+++ INFORMATION PROVIDED +++

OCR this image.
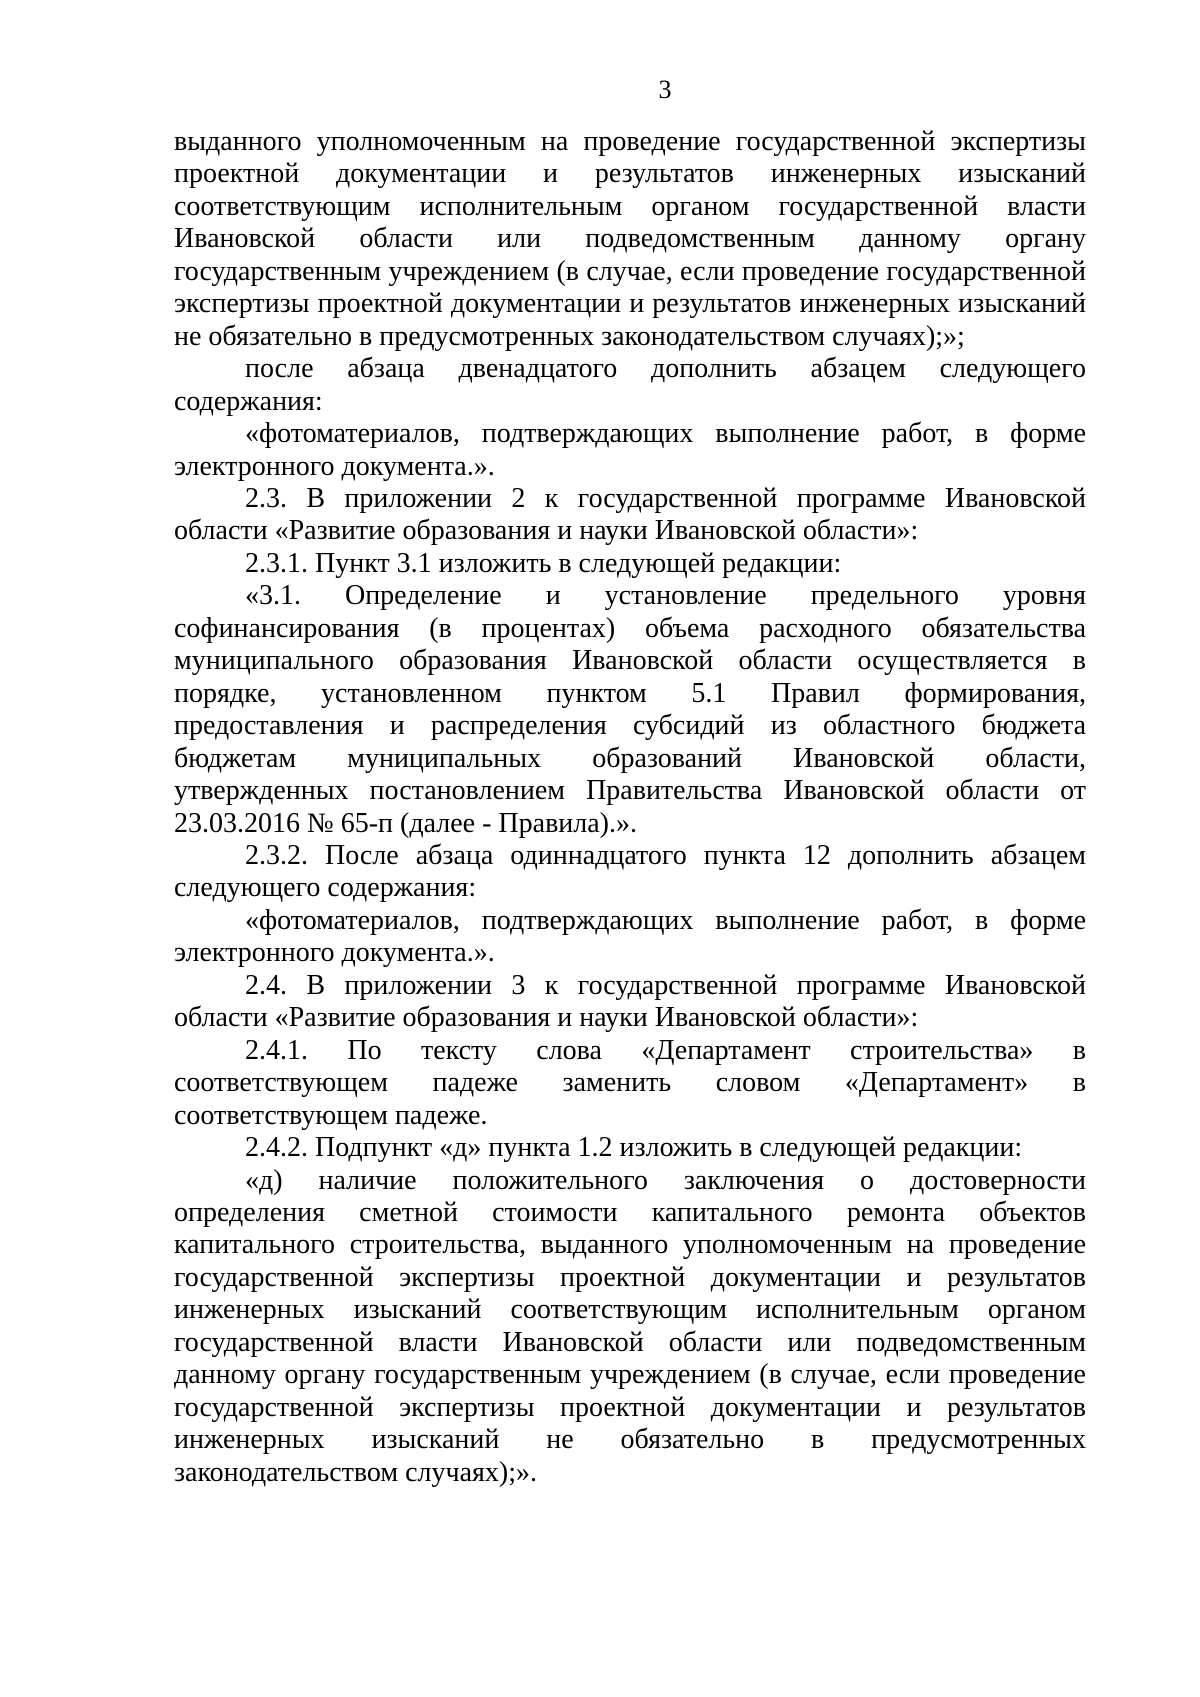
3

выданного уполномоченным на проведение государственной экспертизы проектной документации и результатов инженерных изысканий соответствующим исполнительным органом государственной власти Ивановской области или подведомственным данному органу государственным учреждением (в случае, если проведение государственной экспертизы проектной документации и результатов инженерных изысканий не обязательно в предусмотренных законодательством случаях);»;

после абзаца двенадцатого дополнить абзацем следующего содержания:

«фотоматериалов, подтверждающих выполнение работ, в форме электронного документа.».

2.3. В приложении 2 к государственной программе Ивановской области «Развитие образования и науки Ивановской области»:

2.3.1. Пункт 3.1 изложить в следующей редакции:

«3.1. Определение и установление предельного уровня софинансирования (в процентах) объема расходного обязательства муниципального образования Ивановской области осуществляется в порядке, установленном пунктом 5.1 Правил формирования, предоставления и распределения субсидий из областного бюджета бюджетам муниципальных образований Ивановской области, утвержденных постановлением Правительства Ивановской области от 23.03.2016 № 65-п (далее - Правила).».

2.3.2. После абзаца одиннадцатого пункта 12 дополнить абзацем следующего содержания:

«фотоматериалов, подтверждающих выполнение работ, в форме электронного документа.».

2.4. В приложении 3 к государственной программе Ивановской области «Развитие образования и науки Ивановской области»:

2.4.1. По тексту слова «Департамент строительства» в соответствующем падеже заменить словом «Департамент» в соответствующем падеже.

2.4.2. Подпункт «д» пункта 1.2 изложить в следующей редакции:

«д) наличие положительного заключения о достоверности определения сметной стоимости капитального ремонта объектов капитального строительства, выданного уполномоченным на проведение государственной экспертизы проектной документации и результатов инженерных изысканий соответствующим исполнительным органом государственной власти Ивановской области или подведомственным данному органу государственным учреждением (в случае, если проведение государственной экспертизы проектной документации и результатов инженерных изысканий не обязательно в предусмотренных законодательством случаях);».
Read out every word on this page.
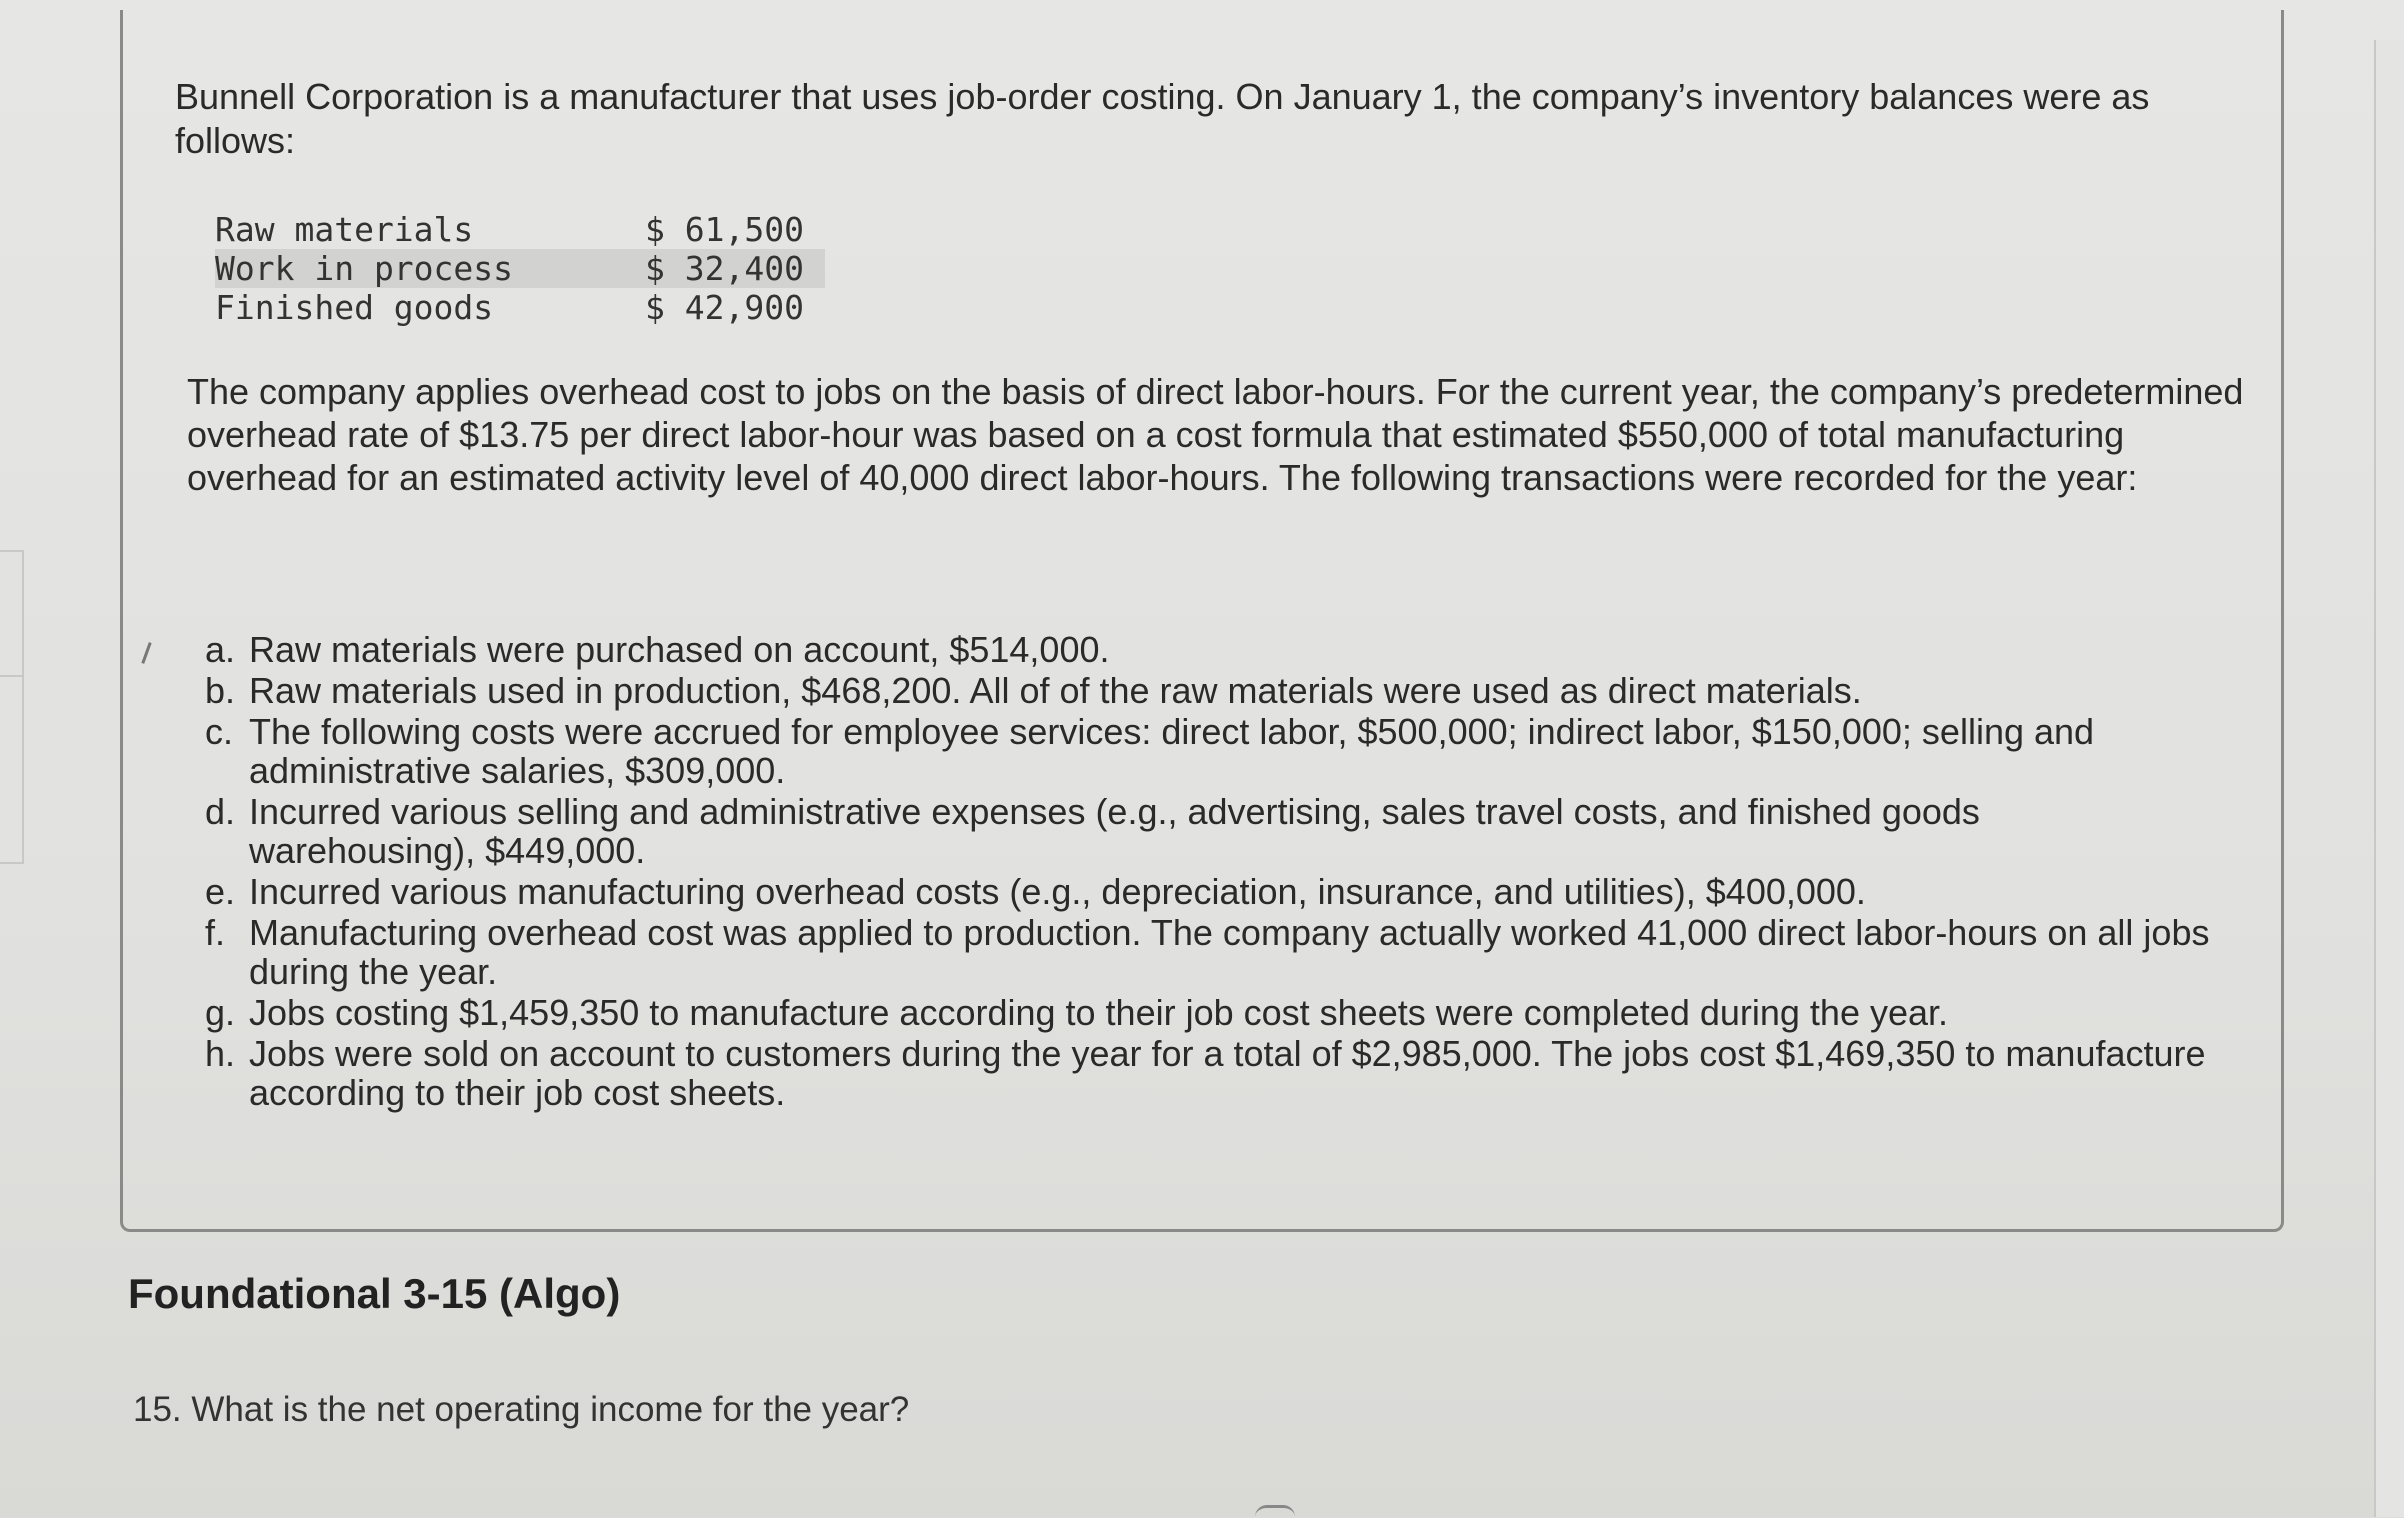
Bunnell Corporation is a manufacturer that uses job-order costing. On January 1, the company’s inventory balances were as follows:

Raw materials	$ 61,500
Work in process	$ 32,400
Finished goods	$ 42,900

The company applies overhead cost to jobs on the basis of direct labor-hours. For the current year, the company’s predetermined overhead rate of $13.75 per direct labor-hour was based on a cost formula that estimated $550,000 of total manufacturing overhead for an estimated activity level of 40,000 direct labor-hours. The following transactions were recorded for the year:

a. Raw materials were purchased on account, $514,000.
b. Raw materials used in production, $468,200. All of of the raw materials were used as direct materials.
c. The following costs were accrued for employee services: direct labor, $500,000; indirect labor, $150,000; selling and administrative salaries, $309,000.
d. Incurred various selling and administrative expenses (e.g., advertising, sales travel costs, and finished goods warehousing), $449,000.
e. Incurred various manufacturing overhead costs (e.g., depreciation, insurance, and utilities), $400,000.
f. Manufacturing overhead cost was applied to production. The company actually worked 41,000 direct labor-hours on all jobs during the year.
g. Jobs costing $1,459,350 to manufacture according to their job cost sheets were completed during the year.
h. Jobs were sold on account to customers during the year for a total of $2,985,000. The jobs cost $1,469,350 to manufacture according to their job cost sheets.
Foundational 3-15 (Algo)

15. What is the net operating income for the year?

+++

DIRECTIONS
Show every line from the entries above in which the word "дополнить" appears.

REPLY TO THE TASK
после абзаца двенадцатого дополнить абзацем следующего содержания:
2.3.2. После абзаца одиннадцатого пункта 12 дополнить абзацем следующего содержания:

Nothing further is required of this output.